What this task involves: Transcribe the listing in full, excluding any pictures.
--- start of The data ---
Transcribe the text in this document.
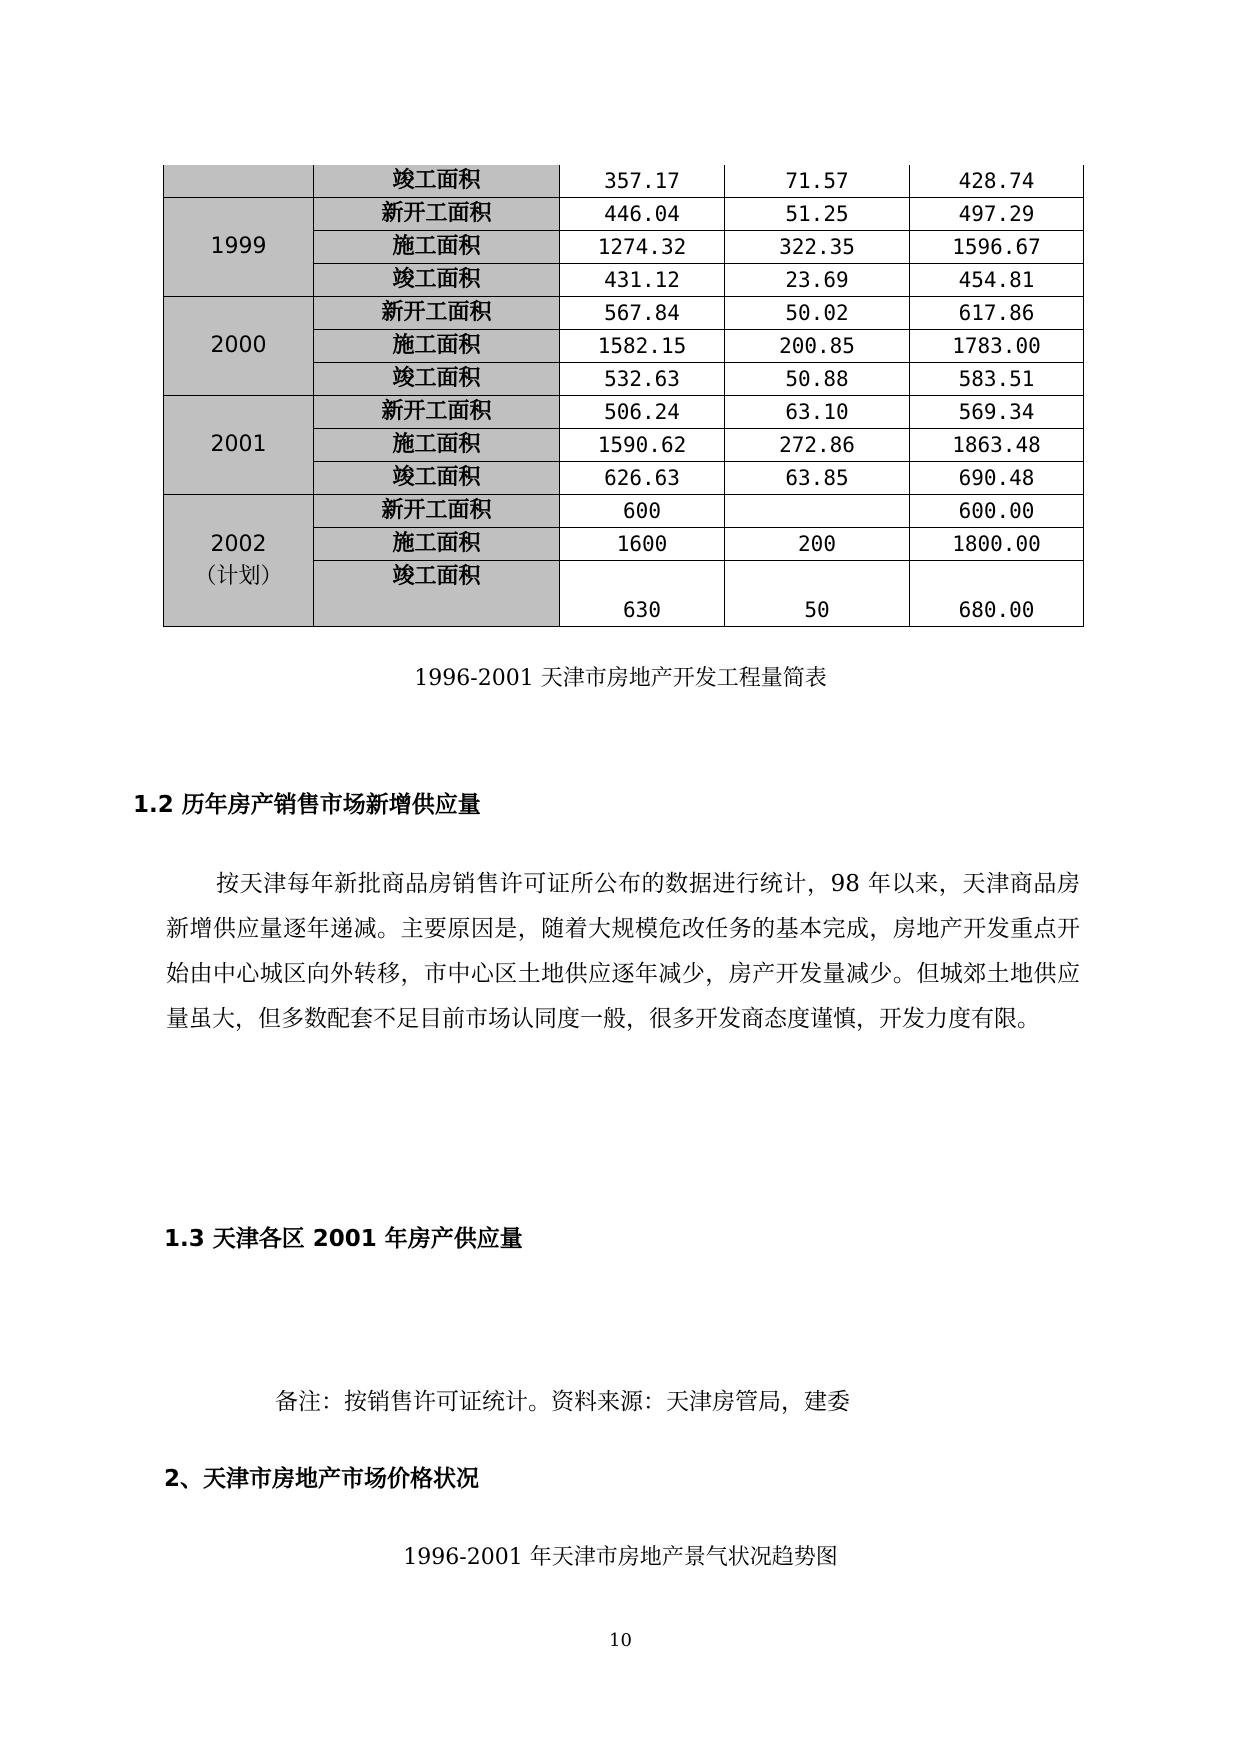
	竣工面积	357.17	71.57	428.74
1999	新开工面积	446.04	51.25	497.29
	施工面积	1274.32	322.35	1596.67
	竣工面积	431.12	23.69	454.81
2000	新开工面积	567.84	50.02	617.86
	施工面积	1582.15	200.85	1783.00
	竣工面积	532.63	50.88	583.51
2001	新开工面积	506.24	63.10	569.34
	施工面积	1590.62	272.86	1863.48
	竣工面积	626.63	63.85	690.48

2002
（计划）	新开工面积	600		600.00
	施工面积	1600	200	1800.00
	竣工面积	630	50	680.00
1996-2001 天津市房地产开发工程量简表
1.2 历年房产销售市场新增供应量

按天津每年新批商品房销售许可证所公布的数据进行统计，98 年以来，天津商品房新增供应量逐年递减。主要原因是，随着大规模危改任务的基本完成，房地产开发重点开始由中心城区向外转移，市中心区土地供应逐年减少，房产开发量减少。但城郊土地供应量虽大，但多数配套不足目前市场认同度一般，很多开发商态度谨慎，开发力度有限。

1.3 天津各区 2001 年房产供应量
备注：按销售许可证统计。资料来源：天津房管局，建委
2、天津市房地产市场价格状况
1996-2001 年天津市房地产景气状况趋势图
10
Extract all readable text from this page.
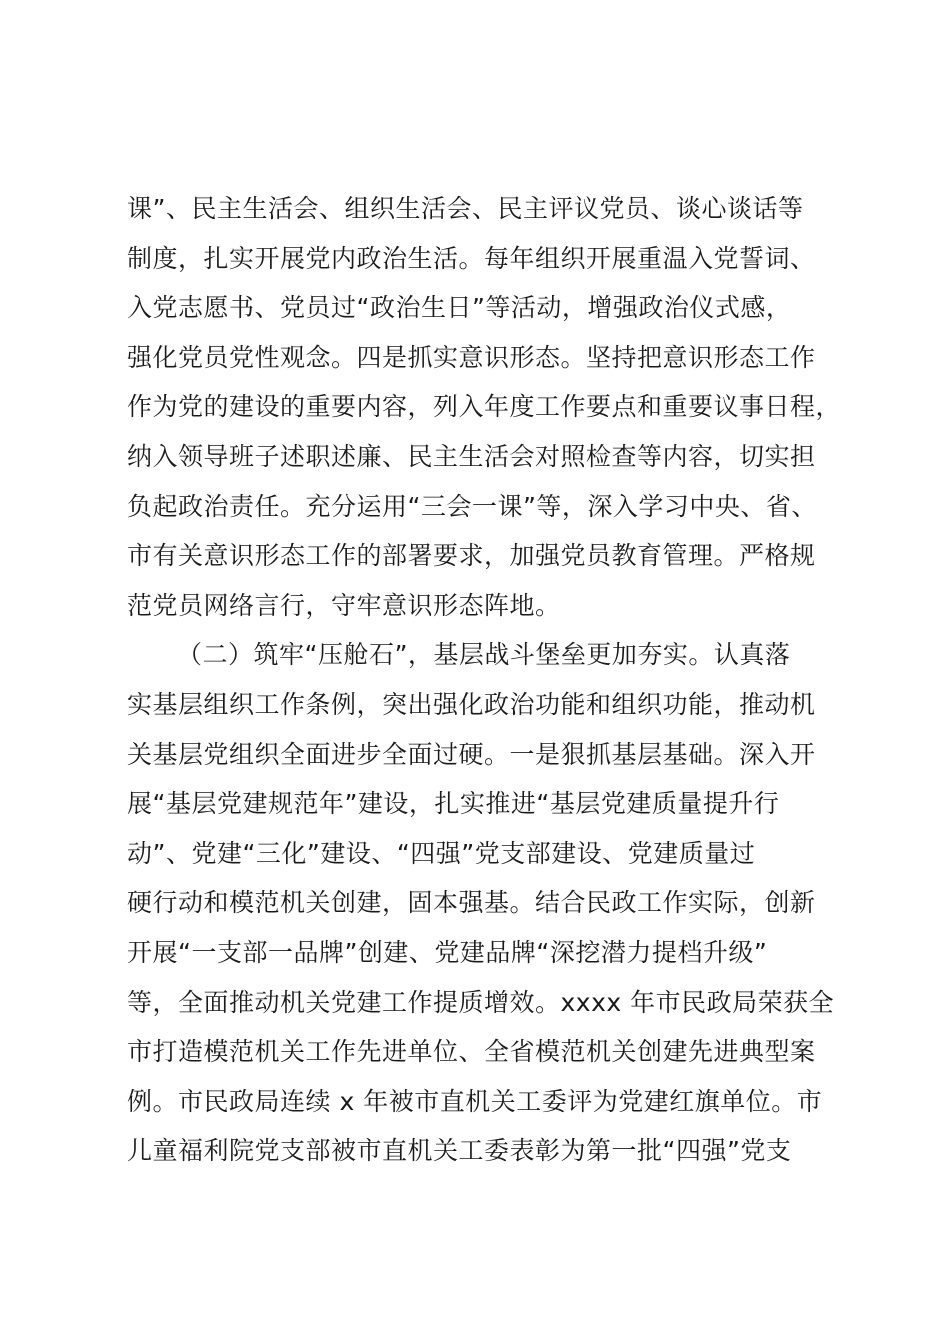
课”、民主生活会、组织生活会、民主评议党员、谈心谈话等
制度，扎实开展党内政治生活。每年组织开展重温入党誓词、
入党志愿书、党员过“政治生日”等活动，增强政治仪式感，
强化党员党性观念。四是抓实意识形态。坚持把意识形态工作
作为党的建设的重要内容，列入年度工作要点和重要议事日程，
纳入领导班子述职述廉、民主生活会对照检查等内容，切实担
负起政治责任。充分运用“三会一课”等，深入学习中央、省、
市有关意识形态工作的部署要求，加强党员教育管理。严格规
范党员网络言行，守牢意识形态阵地。
（二）筑牢“压舱石”，基层战斗堡垒更加夯实。认真落
实基层组织工作条例，突出强化政治功能和组织功能，推动机
关基层党组织全面进步全面过硬。一是狠抓基层基础。深入开
展“基层党建规范年”建设，扎实推进“基层党建质量提升行
动”、党建“三化”建设、“四强”党支部建设、党建质量过
硬行动和模范机关创建，固本强基。结合民政工作实际，创新
开展“一支部一品牌”创建、党建品牌“深挖潜力提档升级”
等，全面推动机关党建工作提质增效。xxxx 年市民政局荣获全
市打造模范机关工作先进单位、全省模范机关创建先进典型案
例。市民政局连续 x 年被市直机关工委评为党建红旗单位。市
儿童福利院党支部被市直机关工委表彰为第一批“四强”党支
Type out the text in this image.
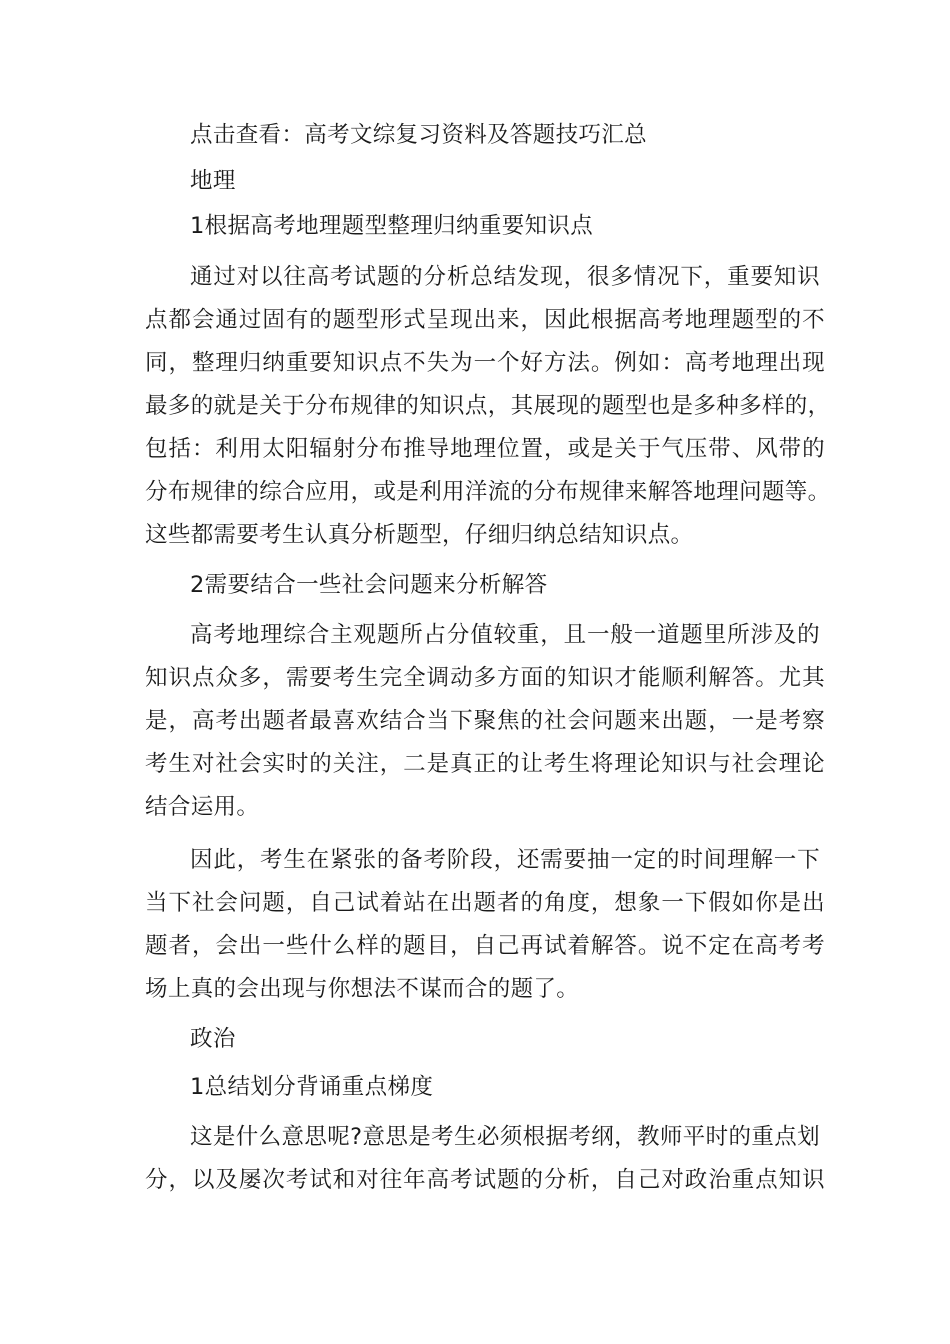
点击查看：高考文综复习资料及答题技巧汇总
地理
1根据高考地理题型整理归纳重要知识点
通过对以往高考试题的分析总结发现，很多情况下，重要知识
点都会通过固有的题型形式呈现出来，因此根据高考地理题型的不
同，整理归纳重要知识点不失为一个好方法。例如：高考地理出现
最多的就是关于分布规律的知识点，其展现的题型也是多种多样的，
包括：利用太阳辐射分布推导地理位置，或是关于气压带、风带的
分布规律的综合应用，或是利用洋流的分布规律来解答地理问题等。
这些都需要考生认真分析题型，仔细归纳总结知识点。
2需要结合一些社会问题来分析解答
高考地理综合主观题所占分值较重，且一般一道题里所涉及的
知识点众多，需要考生完全调动多方面的知识才能顺利解答。尤其
是，高考出题者最喜欢结合当下聚焦的社会问题来出题，一是考察
考生对社会实时的关注，二是真正的让考生将理论知识与社会理论
结合运用。
因此，考生在紧张的备考阶段，还需要抽一定的时间理解一下
当下社会问题，自己试着站在出题者的角度，想象一下假如你是出
题者，会出一些什么样的题目，自己再试着解答。说不定在高考考
场上真的会出现与你想法不谋而合的题了。
政治
1总结划分背诵重点梯度
这是什么意思呢?意思是考生必须根据考纲，教师平时的重点划
分，以及屡次考试和对往年高考试题的分析，自己对政治重点知识
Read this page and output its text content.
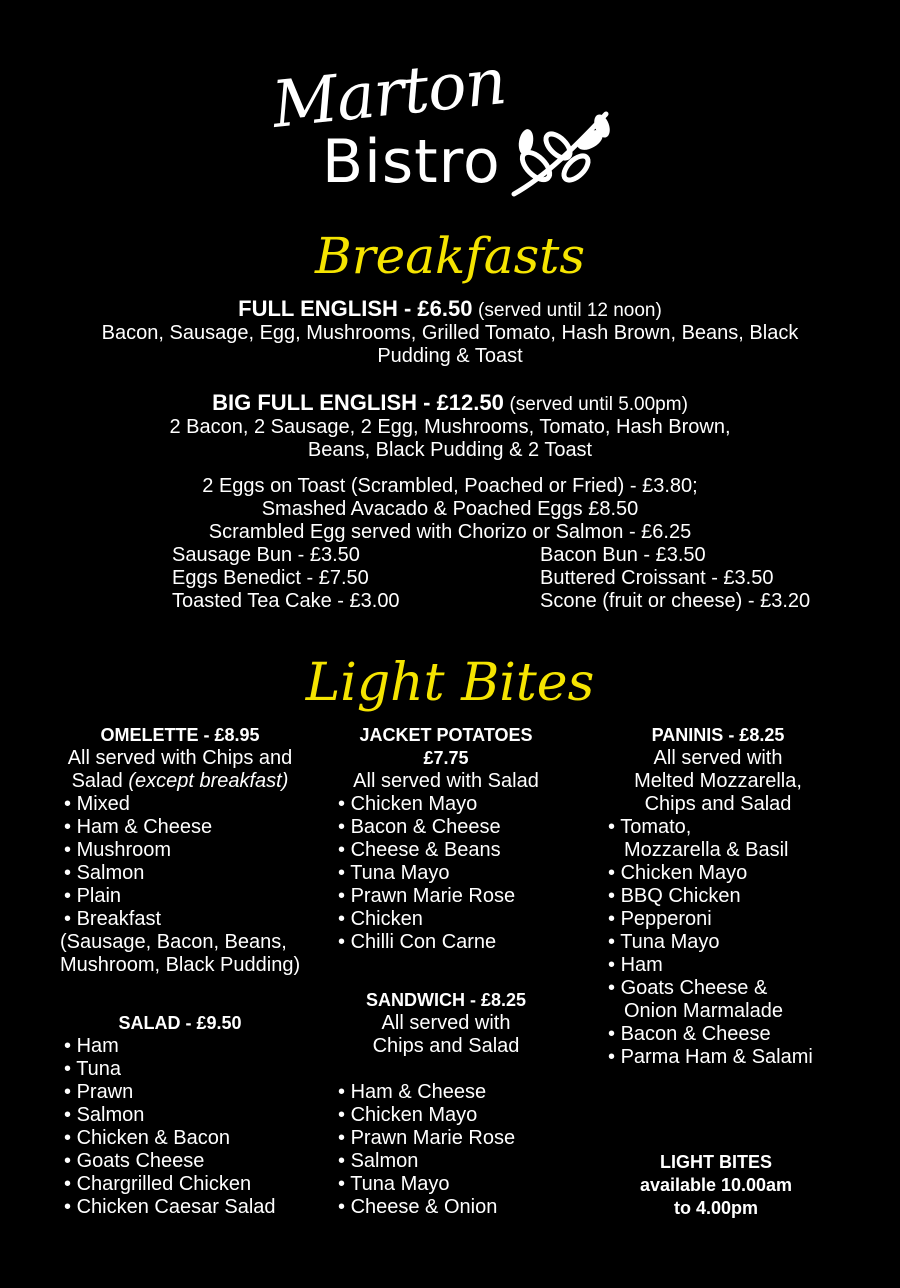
Marton
Bistro
Breakfasts
FULL ENGLISH - £6.50 (served until 12 noon)
Bacon, Sausage, Egg, Mushrooms, Grilled Tomato, Hash Brown, Beans, Black
Pudding & Toast
BIG FULL ENGLISH - £12.50 (served until 5.00pm)
2 Bacon, 2 Sausage, 2 Egg, Mushrooms, Tomato, Hash Brown,
Beans, Black Pudding & 2 Toast
2 Eggs on Toast (Scrambled, Poached or Fried) - £3.80;
Smashed Avacado & Poached Eggs £8.50
Scrambled Egg served with Chorizo or Salmon - £6.25
Sausage Bun - £3.50
Eggs Benedict - £7.50
Toasted Tea Cake - £3.00
Bacon Bun - £3.50
Buttered Croissant - £3.50
Scone (fruit or cheese) - £3.20
Light Bites
OMELETTE - £8.95
All served with Chips and
Salad (except breakfast)
• Mixed
• Ham & Cheese
• Mushroom
• Salmon
• Plain
• Breakfast
(Sausage, Bacon, Beans,
Mushroom, Black Pudding)
SALAD - £9.50
• Ham
• Tuna
• Prawn
• Salmon
• Chicken & Bacon
• Goats Cheese
• Chargrilled Chicken
• Chicken Caesar Salad
JACKET POTATOES
£7.75
All served with Salad
• Chicken Mayo
• Bacon & Cheese
• Cheese & Beans
• Tuna Mayo
• Prawn Marie Rose
• Chicken
• Chilli Con Carne
SANDWICH - £8.25
All served with
Chips and Salad
• Ham & Cheese
• Chicken Mayo
• Prawn Marie Rose
• Salmon
• Tuna Mayo
• Cheese & Onion
PANINIS - £8.25
All served with
Melted Mozzarella,
Chips and Salad
• Tomato,
Mozzarella & Basil
• Chicken Mayo
• BBQ Chicken
• Pepperoni
• Tuna Mayo
• Ham
• Goats Cheese &
Onion Marmalade
• Bacon & Cheese
• Parma Ham & Salami
LIGHT BITES
available 10.00am
to 4.00pm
--- end of The data ---
Correct output:
Transcribe the text in this document.
	竣工面积	357.17	71.57	428.74
1999	新开工面积	446.04	51.25	497.29
	施工面积	1274.32	322.35	1596.67
	竣工面积	431.12	23.69	454.81
2000	新开工面积	567.84	50.02	617.86
	施工面积	1582.15	200.85	1783.00
	竣工面积	532.63	50.88	583.51
2001	新开工面积	506.24	63.10	569.34
	施工面积	1590.62	272.86	1863.48
	竣工面积	626.63	63.85	690.48

2002
（计划）	新开工面积	600		600.00
	施工面积	1600	200	1800.00
	竣工面积	630	50	680.00
1996-2001 天津市房地产开发工程量简表
1.2 历年房产销售市场新增供应量

按天津每年新批商品房销售许可证所公布的数据进行统计，98 年以来，天津商品房新增供应量逐年递减。主要原因是，随着大规模危改任务的基本完成，房地产开发重点开始由中心城区向外转移，市中心区土地供应逐年减少，房产开发量减少。但城郊土地供应量虽大，但多数配套不足目前市场认同度一般，很多开发商态度谨慎，开发力度有限。

1.3 天津各区 2001 年房产供应量
备注：按销售许可证统计。资料来源：天津房管局，建委
2、天津市房地产市场价格状况
1996-2001 年天津市房地产景气状况趋势图
10
Extract all readable text from this page.
课”、民主生活会、组织生活会、民主评议党员、谈心谈话等
制度，扎实开展党内政治生活。每年组织开展重温入党誓词、
入党志愿书、党员过“政治生日”等活动，增强政治仪式感，
强化党员党性观念。四是抓实意识形态。坚持把意识形态工作
作为党的建设的重要内容，列入年度工作要点和重要议事日程，
纳入领导班子述职述廉、民主生活会对照检查等内容，切实担
负起政治责任。充分运用“三会一课”等，深入学习中央、省、
市有关意识形态工作的部署要求，加强党员教育管理。严格规
范党员网络言行，守牢意识形态阵地。
（二）筑牢“压舱石”，基层战斗堡垒更加夯实。认真落
实基层组织工作条例，突出强化政治功能和组织功能，推动机
关基层党组织全面进步全面过硬。一是狠抓基层基础。深入开
展“基层党建规范年”建设，扎实推进“基层党建质量提升行
动”、党建“三化”建设、“四强”党支部建设、党建质量过
硬行动和模范机关创建，固本强基。结合民政工作实际，创新
开展“一支部一品牌”创建、党建品牌“深挖潜力提档升级”
等，全面推动机关党建工作提质增效。xxxx 年市民政局荣获全
市打造模范机关工作先进单位、全省模范机关创建先进典型案
例。市民政局连续 x 年被市直机关工委评为党建红旗单位。市
儿童福利院党支部被市直机关工委表彰为第一批“四强”党支
Type out the text in this image.
点击查看：高考文综复习资料及答题技巧汇总
地理
1根据高考地理题型整理归纳重要知识点
通过对以往高考试题的分析总结发现，很多情况下，重要知识
点都会通过固有的题型形式呈现出来，因此根据高考地理题型的不
同，整理归纳重要知识点不失为一个好方法。例如：高考地理出现
最多的就是关于分布规律的知识点，其展现的题型也是多种多样的，
包括：利用太阳辐射分布推导地理位置，或是关于气压带、风带的
分布规律的综合应用，或是利用洋流的分布规律来解答地理问题等。
这些都需要考生认真分析题型，仔细归纳总结知识点。
2需要结合一些社会问题来分析解答
高考地理综合主观题所占分值较重，且一般一道题里所涉及的
知识点众多，需要考生完全调动多方面的知识才能顺利解答。尤其
是，高考出题者最喜欢结合当下聚焦的社会问题来出题，一是考察
考生对社会实时的关注，二是真正的让考生将理论知识与社会理论
结合运用。
因此，考生在紧张的备考阶段，还需要抽一定的时间理解一下
当下社会问题，自己试着站在出题者的角度，想象一下假如你是出
题者，会出一些什么样的题目，自己再试着解答。说不定在高考考
场上真的会出现与你想法不谋而合的题了。
政治
1总结划分背诵重点梯度
这是什么意思呢?意思是考生必须根据考纲，教师平时的重点划
分，以及屡次考试和对往年高考试题的分析，自己对政治重点知识
Read this page and output its text content.
Marton
Bistro
Breakfasts
FULL ENGLISH - £6.50 (served until 12 noon)
Bacon, Sausage, Egg, Mushrooms, Grilled Tomato, Hash Brown, Beans, Black
Pudding & Toast
BIG FULL ENGLISH - £12.50 (served until 5.00pm)
2 Bacon, 2 Sausage, 2 Egg, Mushrooms, Tomato, Hash Brown,
Beans, Black Pudding & 2 Toast
2 Eggs on Toast (Scrambled, Poached or Fried) - £3.80;
Smashed Avacado & Poached Eggs £8.50
Scrambled Egg served with Chorizo or Salmon - £6.25
Sausage Bun - £3.50
Eggs Benedict - £7.50
Toasted Tea Cake - £3.00
Bacon Bun - £3.50
Buttered Croissant - £3.50
Scone (fruit or cheese) - £3.20
Light Bites
OMELETTE - £8.95
All served with Chips and
Salad (except breakfast)
• Mixed
• Ham & Cheese
• Mushroom
• Salmon
• Plain
• Breakfast
(Sausage, Bacon, Beans,
Mushroom, Black Pudding)
SALAD - £9.50
• Ham
• Tuna
• Prawn
• Salmon
• Chicken & Bacon
• Goats Cheese
• Chargrilled Chicken
• Chicken Caesar Salad
JACKET POTATOES
£7.75
All served with Salad
• Chicken Mayo
• Bacon & Cheese
• Cheese & Beans
• Tuna Mayo
• Prawn Marie Rose
• Chicken
• Chilli Con Carne
SANDWICH - £8.25
All served with
Chips and Salad
• Ham & Cheese
• Chicken Mayo
• Prawn Marie Rose
• Salmon
• Tuna Mayo
• Cheese & Onion
PANINIS - £8.25
All served with
Melted Mozzarella,
Chips and Salad
• Tomato,
Mozzarella & Basil
• Chicken Mayo
• BBQ Chicken
• Pepperoni
• Tuna Mayo
• Ham
• Goats Cheese &
Onion Marmalade
• Bacon & Cheese
• Parma Ham & Salami
LIGHT BITES
available 10.00am
to 4.00pm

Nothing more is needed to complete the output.